La subversion désigne le renversement. La perversion, mettre sens dessus dessous - ou détourner. La transgression, franchir au-delà - de quoi? Quel Rubicon transgresse? Détourner : tourner vers où? On ne détourne qu'en renversant le sens. La transgression désigne la possibilité pour l'homme d'opter pour tous les chemins. Tout ordre est ainsi contestable et transgressable. Transgresser est un terme ambivalent qui désigne le pire comme le meilleur. La possibilité de transgression implique autant la possibilité de changer un ordre mauvais que de proposer un mauvais ordre - à un ordre plus ou moins bon.
Probablement que la subversion est un terme beaucoup moins positif que son acception voudrait le faire accroire. On subvertit quand on pervertit, tant le sens des deux termes est proche. Avec une nuance toutefois : le subversif intervient une fois que le renversement a été réalisé. Une fois la perversion réalisée. Le subversif est perversion interne si l'on veut - quand la perversion désignerait le renversement. Le subversif prolonge le processus de retournement pervers.
L'immanentisme signale le retournement de toutes les valeurs dont Nietzsche prend acte de manière tardive et dégénérée. L'immanentisme retourne les valeurs au sens où les valeurs classiques reposent sur le fondement du collectif. L'immanentisme détruit le collectif et promeut l'individuel. C'est au nom des fondements introuvables du collectif (Derrida dirait différant) que l'individu est promu, comme le fondement véritable et enfin vérifiable.
Cette découverte du fondement va de pair avec la méthode de la science moderne ou avec la découverte du Nouveau Monde. La subversion est la légitimation et l'apologie de la perversion. Mieux vaut être subversif que pervers. Mieux vaut être libertarien qu'individualiste. Le libertarien rime avec rien car il est l'individualiste bon à rien. L'individualiste vaurien. Littéralement. L'immanentisme est pervers.

» **Consigne**
Relevez tous les noms propres qui apparaissent dans le texte sur la subversion. Ces données n'ont aucun lien avec le texte.

Éléments répertoriés dans un jeu de données
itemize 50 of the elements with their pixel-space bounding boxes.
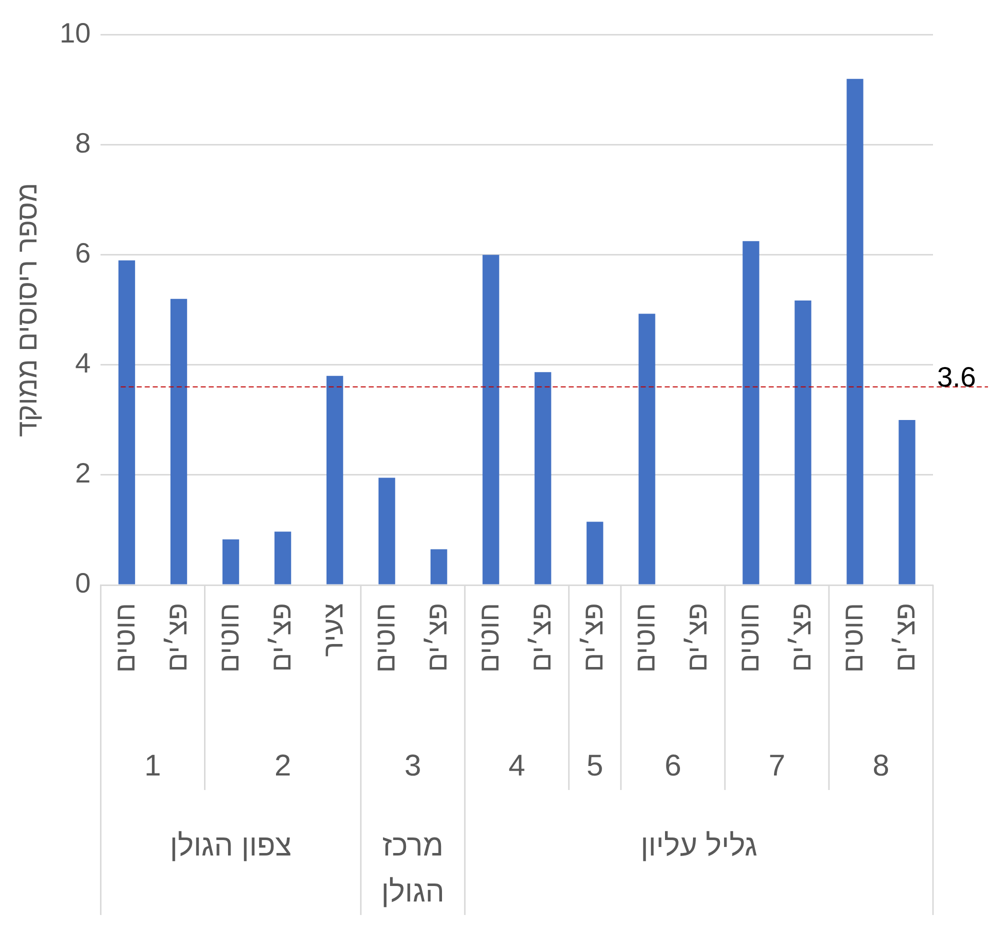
text: מרכז הגולן [381, 829, 444, 908]
bar [222, 539, 240, 584]
bar [170, 298, 188, 584]
x-tick-label: פצ׳ים [422, 603, 453, 672]
text: 3 [404, 749, 422, 782]
x-tick-label: פצ׳ים [890, 603, 921, 672]
text: גליל עליון [640, 829, 758, 862]
y-tick-label: 2 [75, 458, 91, 489]
x-tick-label: פצ׳ים [266, 603, 297, 672]
bar [794, 300, 812, 584]
x-tick-label: חוטים [734, 603, 765, 673]
y-axis-title: מספר ריסוסים ממוקד [12, 182, 43, 437]
x-tick-label: חוטים [838, 603, 869, 673]
ref-line-label: 3.6 [937, 362, 976, 393]
bar [482, 254, 500, 584]
y-tick-label: 8 [75, 128, 91, 159]
text: 7 [768, 749, 786, 782]
bar [846, 78, 864, 584]
x-tick-label: חוטים [370, 603, 401, 673]
text: 1 [144, 749, 162, 782]
text: 6 [664, 749, 682, 782]
x-tick-label: חוטים [630, 603, 661, 673]
y-tick-label: 6 [75, 238, 91, 269]
x-tick-label: פצ׳ים [161, 603, 192, 672]
text: 4 [508, 749, 526, 782]
text: 8 [872, 749, 890, 782]
x-tick-label: פצ׳ים [578, 603, 609, 672]
x-tick-label: חוטים [214, 603, 245, 673]
x-tick-label: פצ׳ים [526, 603, 557, 672]
x-tick-label: חוטים [474, 603, 505, 673]
x-tick-label: פצ׳ים [786, 603, 817, 672]
text: 2 [274, 749, 292, 782]
bar [586, 522, 604, 584]
x-tick-label: צעיר [318, 603, 349, 657]
bar [638, 314, 656, 584]
x-tick-label: חוטים [109, 603, 140, 673]
y-tick-label: 4 [75, 348, 91, 379]
bar [898, 420, 916, 584]
bar [534, 372, 552, 584]
bar [326, 376, 344, 584]
bar [118, 260, 136, 584]
bar [742, 241, 760, 584]
bar [378, 478, 396, 584]
y-tick-label: 10 [60, 18, 91, 49]
bar [430, 549, 448, 584]
text: צפון הגולן [170, 829, 292, 862]
text: 5 [586, 749, 604, 782]
y-tick-label: 0 [75, 568, 91, 599]
x-tick-label: פצ׳ים [682, 603, 713, 672]
bar [274, 532, 292, 584]
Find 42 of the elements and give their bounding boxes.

» **Réponse**
Rubicon, Nietzsche, Derrida, Nouveau Monde